◆ **Given instruction**:
Output each entry verbatim and exclude every picture from it.

** start **

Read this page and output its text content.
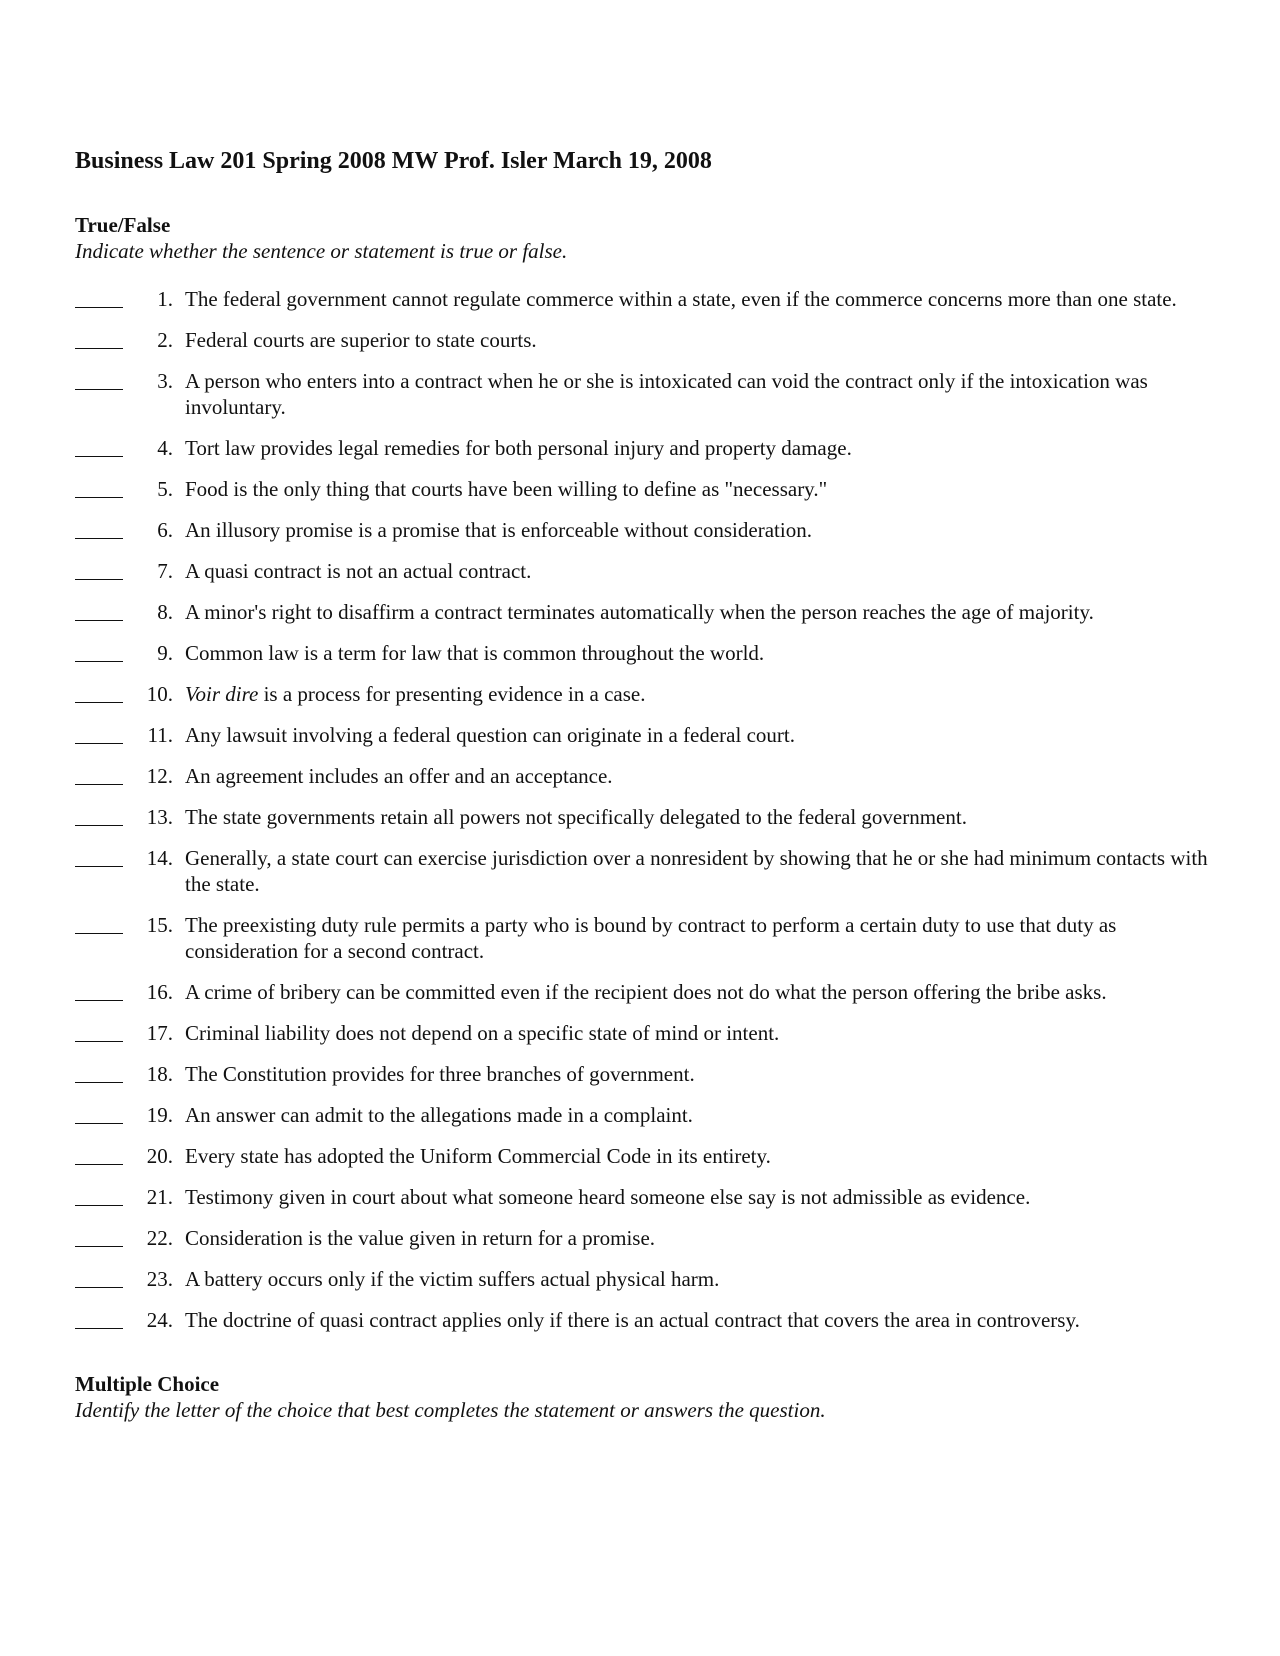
Business Law 201 Spring 2008 MW Prof. Isler March 19, 2008
True/False

Indicate whether the sentence or statement is true or false.

1. The federal government cannot regulate commerce within a state, even if the commerce concerns more than one state.
2. Federal courts are superior to state courts.
3. A person who enters into a contract when he or she is intoxicated can void the contract only if the intoxication was involuntary.
4. Tort law provides legal remedies for both personal injury and property damage.
5. Food is the only thing that courts have been willing to define as "necessary."
6. An illusory promise is a promise that is enforceable without consideration.
7. A quasi contract is not an actual contract.
8. A minor's right to disaffirm a contract terminates automatically when the person reaches the age of majority.
9. Common law is a term for law that is common throughout the world.
10. Voir dire is a process for presenting evidence in a case.
11. Any lawsuit involving a federal question can originate in a federal court.
12. An agreement includes an offer and an acceptance.
13. The state governments retain all powers not specifically delegated to the federal government.
14. Generally, a state court can exercise jurisdiction over a nonresident by showing that he or she had minimum contacts with the state.
15. The preexisting duty rule permits a party who is bound by contract to perform a certain duty to use that duty as consideration for a second contract.
16. A crime of bribery can be committed even if the recipient does not do what the person offering the bribe asks.
17. Criminal liability does not depend on a specific state of mind or intent.
18. The Constitution provides for three branches of government.
19. An answer can admit to the allegations made in a complaint.
20. Every state has adopted the Uniform Commercial Code in its entirety.
21. Testimony given in court about what someone heard someone else say is not admissible as evidence.
22. Consideration is the value given in return for a promise.
23. A battery occurs only if the victim suffers actual physical harm.
24. The doctrine of quasi contract applies only if there is an actual contract that covers the area in controversy.
Multiple Choice

Identify the letter of the choice that best completes the statement or answers the question.
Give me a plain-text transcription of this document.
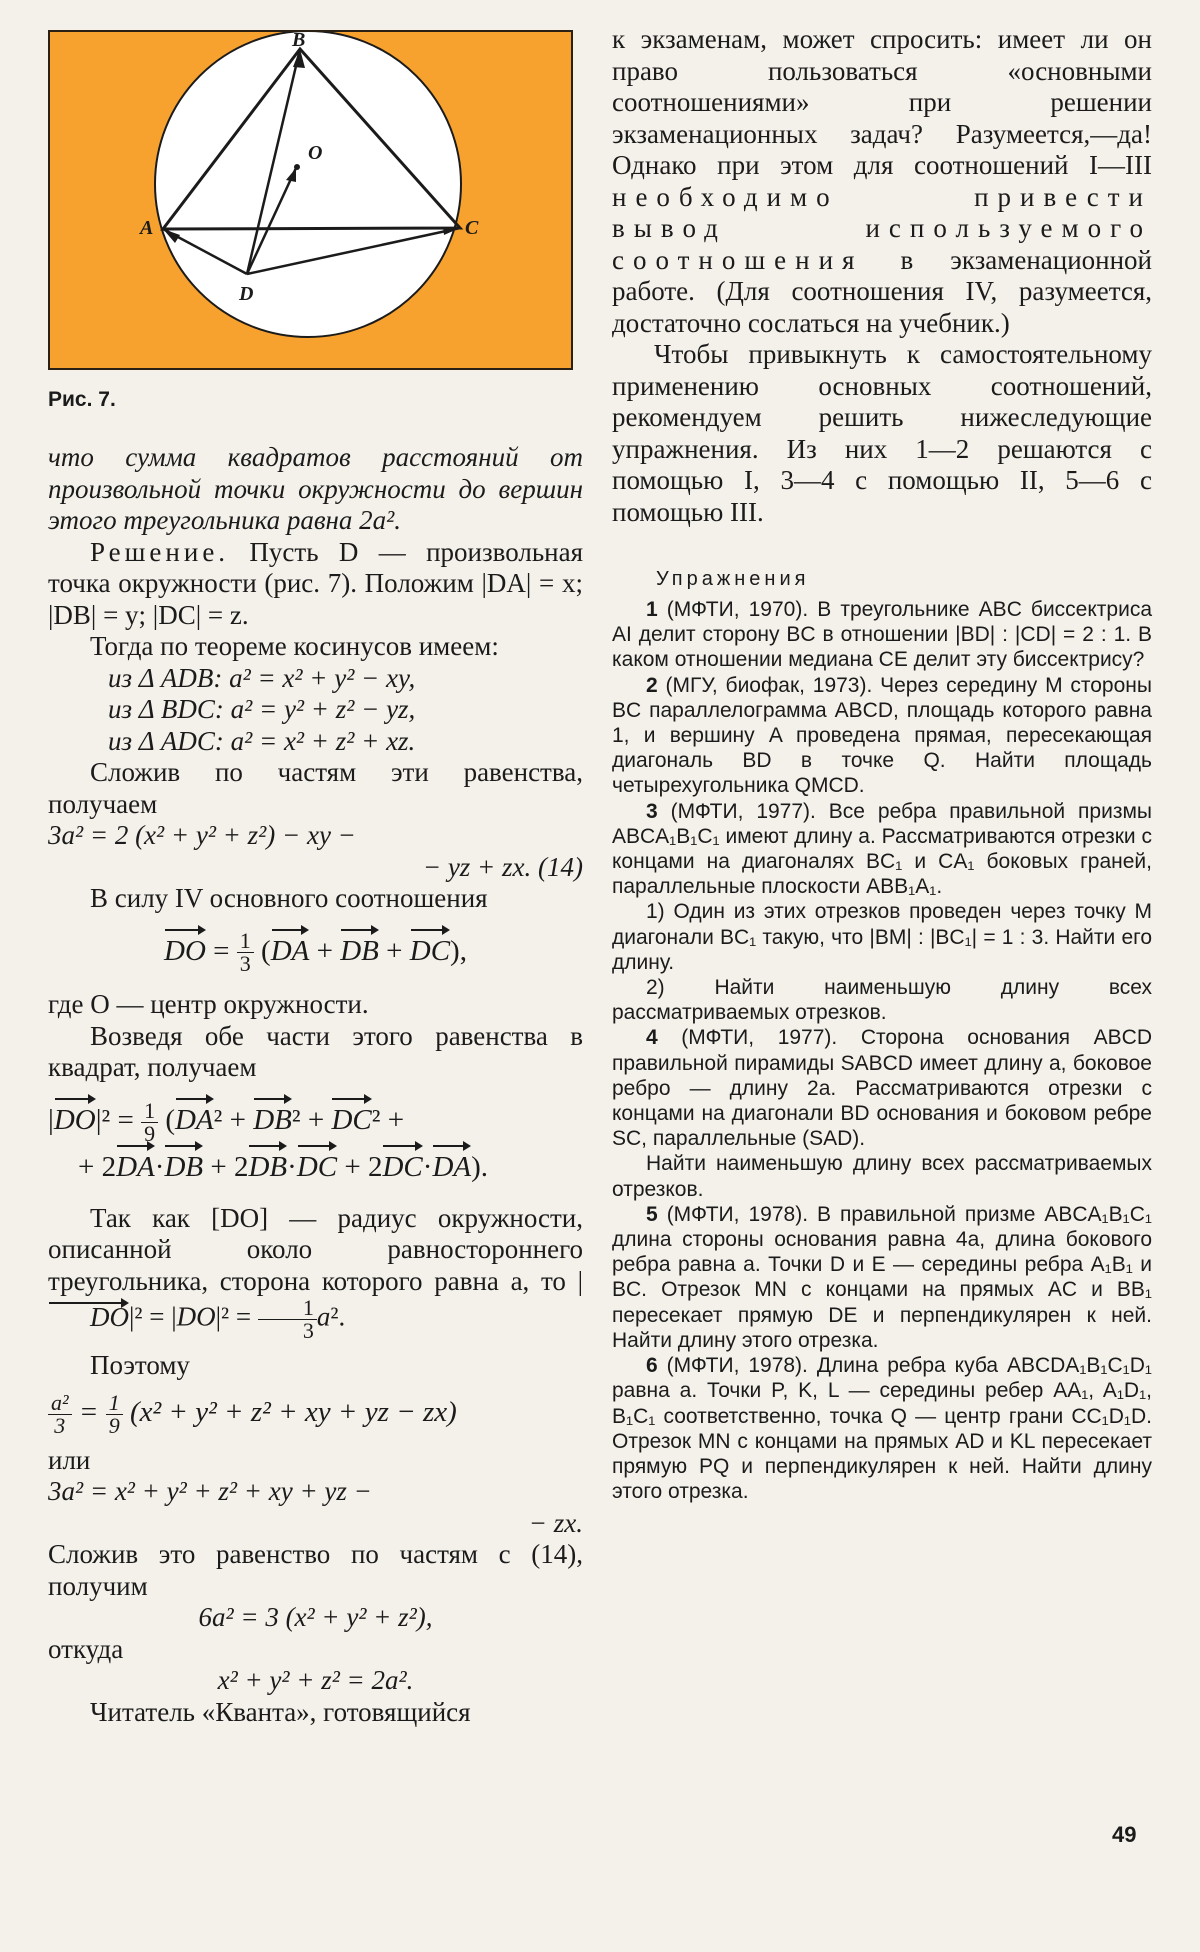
B
O
A	C
D
Рис. 7.

что сумма квадратов расстояний от произвольной точки окружности до вершин этого треугольника равна 2a².

Решение. Пусть D — произвольная точка окружности (рис. 7). Положим |DA| = x; |DB| = y; |DC| = z.

Тогда по теореме косинусов имеем:

из Δ ADB: a² = x² + y² − xy,
из Δ BDC: a² = y² + z² − yz,
из Δ ADC: a² = x² + z² + xz.

Сложив по частям эти равенства, получаем

3a² = 2 (x² + y² + z²) − xy −
− yz + zx. (14)

В силу IV основного соотношения

DO = $\frac{1}{3} (DA$ + DB + DC),

где O — центр окружности.

Возведя обе части этого равенства в квадрат, получаем

$|DO|^2 = \frac{1}{9} (DA^2 + DB^2 + DC^2$ +
+ 2DA·DB + 2DB·DC + 2DC·DA).

Так как [DO] — радиус окружности, описанной около равностороннего треугольника, сторона которого равна a, то $|DO|^2 = |DO|^2 = \frac{1}{3} a^2$.

Поэтому

$\frac{\text{a²}}{3} = \frac{1}{9} (x^2 + y^2 + z^2$ + xy + yz − zx)

или

3a² = x² + y² + z² + xy + yz −
− zx.

Сложив это равенство по частям с (14), получим

6a² = 3 (x² + y² + z²),

откуда

x² + y² + z² = 2a².

Читатель «Кванта», готовящийся

к экзаменам, может спросить: имеет ли он право пользоваться «основными соотношениями» при решении экзаменационных задач? Разумеется,—да! Однако при этом для соотношений I—III необходимо привести вывод используемого соотношения в экзаменационной работе. (Для соотношения IV, разумеется, достаточно сослаться на учебник.)

Чтобы привыкнуть к самостоятельному применению основных соотношений, рекомендуем решить нижеследующие упражнения. Из них 1—2 решаются с помощью I, 3—4 с помощью II, 5—6 с помощью III.

Упражнения

1 (МФТИ, 1970). В треугольнике ABC биссектриса AI делит сторону BC в отношении |BD| : |CD| = 2 : 1. В каком отношении медиана CE делит эту биссектрису?

2 (МГУ, биофак, 1973). Через середину M стороны BC параллелограмма ABCD, площадь которого равна 1, и вершину A проведена прямая, пересекающая диагональ BD в точке Q. Найти площадь четырехугольника QMCD.

3 (МФТИ, 1977). Все ребра правильной призмы ABCA₁B₁C₁ имеют длину a. Рассматриваются отрезки с концами на диагоналях BC₁ и CA₁ боковых граней, параллельные плоскости ABB₁A₁.

1) Один из этих отрезков проведен через точку M диагонали BC₁ такую, что |BM| : |BC₁| = 1 : 3. Найти его длину.

2) Найти наименьшую длину всех рассматриваемых отрезков.

4 (МФТИ, 1977). Сторона основания ABCD правильной пирамиды SABCD имеет длину a, боковое ребро — длину 2a. Рассматриваются отрезки с концами на диагонали BD основания и боковом ребре SC, параллельные (SAD).

Найти наименьшую длину всех рассматриваемых отрезков.

5 (МФТИ, 1978). В правильной призме ABCA₁B₁C₁ длина стороны основания равна 4a, длина бокового ребра равна a. Точки D и E — середины ребра A₁B₁ и BC. Отрезок MN с концами на прямых AC и BB₁ пересекает прямую DE и перпендикулярен к ней. Найти длину этого отрезка.

6 (МФТИ, 1978). Длина ребра куба ABCDA₁B₁C₁D₁ равна a. Точки P, K, L — середины ребер AA₁, A₁D₁, B₁C₁ соответственно, точка Q — центр грани CC₁D₁D. Отрезок MN с концами на прямых AD и KL пересекает прямую PQ и перпендикулярен к ней. Найти длину этого отрезка.

49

** end **

◆ **Answer to this task**:
Read this page and output its text content.
Business Law 201 Spring 2008 MW Prof. Isler March 19, 2008
True/False

Indicate whether the sentence or statement is true or false.

1. The federal government cannot regulate commerce within a state, even if the commerce concerns more than one state.
2. Federal courts are superior to state courts.
3. A person who enters into a contract when he or she is intoxicated can void the contract only if the intoxication was involuntary.
4. Tort law provides legal remedies for both personal injury and property damage.
5. Food is the only thing that courts have been willing to define as "necessary."
6. An illusory promise is a promise that is enforceable without consideration.
7. A quasi contract is not an actual contract.
8. A minor's right to disaffirm a contract terminates automatically when the person reaches the age of majority.
9. Common law is a term for law that is common throughout the world.
10. Voir dire is a process for presenting evidence in a case.
11. Any lawsuit involving a federal question can originate in a federal court.
12. An agreement includes an offer and an acceptance.
13. The state governments retain all powers not specifically delegated to the federal government.
14. Generally, a state court can exercise jurisdiction over a nonresident by showing that he or she had minimum contacts with the state.
15. The preexisting duty rule permits a party who is bound by contract to perform a certain duty to use that duty as consideration for a second contract.
16. A crime of bribery can be committed even if the recipient does not do what the person offering the bribe asks.
17. Criminal liability does not depend on a specific state of mind or intent.
18. The Constitution provides for three branches of government.
19. An answer can admit to the allegations made in a complaint.
20. Every state has adopted the Uniform Commercial Code in its entirety.
21. Testimony given in court about what someone heard someone else say is not admissible as evidence.
22. Consideration is the value given in return for a promise.
23. A battery occurs only if the victim suffers actual physical harm.
24. The doctrine of quasi contract applies only if there is an actual contract that covers the area in controversy.
Multiple Choice

Identify the letter of the choice that best completes the statement or answers the question.
Give me a plain-text transcription of this document.
B
O
A	C
D
Рис. 7.

что сумма квадратов расстояний от произвольной точки окружности до вершин этого треугольника равна 2a².

Решение. Пусть D — произвольная точка окружности (рис. 7). Положим |DA| = x; |DB| = y; |DC| = z.

Тогда по теореме косинусов имеем:

из Δ ADB: a² = x² + y² − xy,
из Δ BDC: a² = y² + z² − yz,
из Δ ADC: a² = x² + z² + xz.

Сложив по частям эти равенства, получаем

3a² = 2 (x² + y² + z²) − xy −
− yz + zx. (14)

В силу IV основного соотношения

DO = $\frac{1}{3} (DA$ + DB + DC),

где O — центр окружности.

Возведя обе части этого равенства в квадрат, получаем

$|DO|^2 = \frac{1}{9} (DA^2 + DB^2 + DC^2$ +
+ 2DA·DB + 2DB·DC + 2DC·DA).

Так как [DO] — радиус окружности, описанной около равностороннего треугольника, сторона которого равна a, то $|DO|^2 = |DO|^2 = \frac{1}{3} a^2$.

Поэтому

$\frac{\text{a²}}{3} = \frac{1}{9} (x^2 + y^2 + z^2$ + xy + yz − zx)

или

3a² = x² + y² + z² + xy + yz −
− zx.

Сложив это равенство по частям с (14), получим

6a² = 3 (x² + y² + z²),

откуда

x² + y² + z² = 2a².

Читатель «Кванта», готовящийся

к экзаменам, может спросить: имеет ли он право пользоваться «основными соотношениями» при решении экзаменационных задач? Разумеется,—да! Однако при этом для соотношений I—III необходимо привести вывод используемого соотношения в экзаменационной работе. (Для соотношения IV, разумеется, достаточно сослаться на учебник.)

Чтобы привыкнуть к самостоятельному применению основных соотношений, рекомендуем решить нижеследующие упражнения. Из них 1—2 решаются с помощью I, 3—4 с помощью II, 5—6 с помощью III.

Упражнения

1 (МФТИ, 1970). В треугольнике ABC биссектриса AI делит сторону BC в отношении |BD| : |CD| = 2 : 1. В каком отношении медиана CE делит эту биссектрису?

2 (МГУ, биофак, 1973). Через середину M стороны BC параллелограмма ABCD, площадь которого равна 1, и вершину A проведена прямая, пересекающая диагональ BD в точке Q. Найти площадь четырехугольника QMCD.

3 (МФТИ, 1977). Все ребра правильной призмы ABCA₁B₁C₁ имеют длину a. Рассматриваются отрезки с концами на диагоналях BC₁ и CA₁ боковых граней, параллельные плоскости ABB₁A₁.

1) Один из этих отрезков проведен через точку M диагонали BC₁ такую, что |BM| : |BC₁| = 1 : 3. Найти его длину.

2) Найти наименьшую длину всех рассматриваемых отрезков.

4 (МФТИ, 1977). Сторона основания ABCD правильной пирамиды SABCD имеет длину a, боковое ребро — длину 2a. Рассматриваются отрезки с концами на диагонали BD основания и боковом ребре SC, параллельные (SAD).

Найти наименьшую длину всех рассматриваемых отрезков.

5 (МФТИ, 1978). В правильной призме ABCA₁B₁C₁ длина стороны основания равна 4a, длина бокового ребра равна a. Точки D и E — середины ребра A₁B₁ и BC. Отрезок MN с концами на прямых AC и BB₁ пересекает прямую DE и перпендикулярен к ней. Найти длину этого отрезка.

6 (МФТИ, 1978). Длина ребра куба ABCDA₁B₁C₁D₁ равна a. Точки P, K, L — середины ребер AA₁, A₁D₁, B₁C₁ соответственно, точка Q — центр грани CC₁D₁D. Отрезок MN с концами на прямых AD и KL пересекает прямую PQ и перпендикулярен к ней. Найти длину этого отрезка.

49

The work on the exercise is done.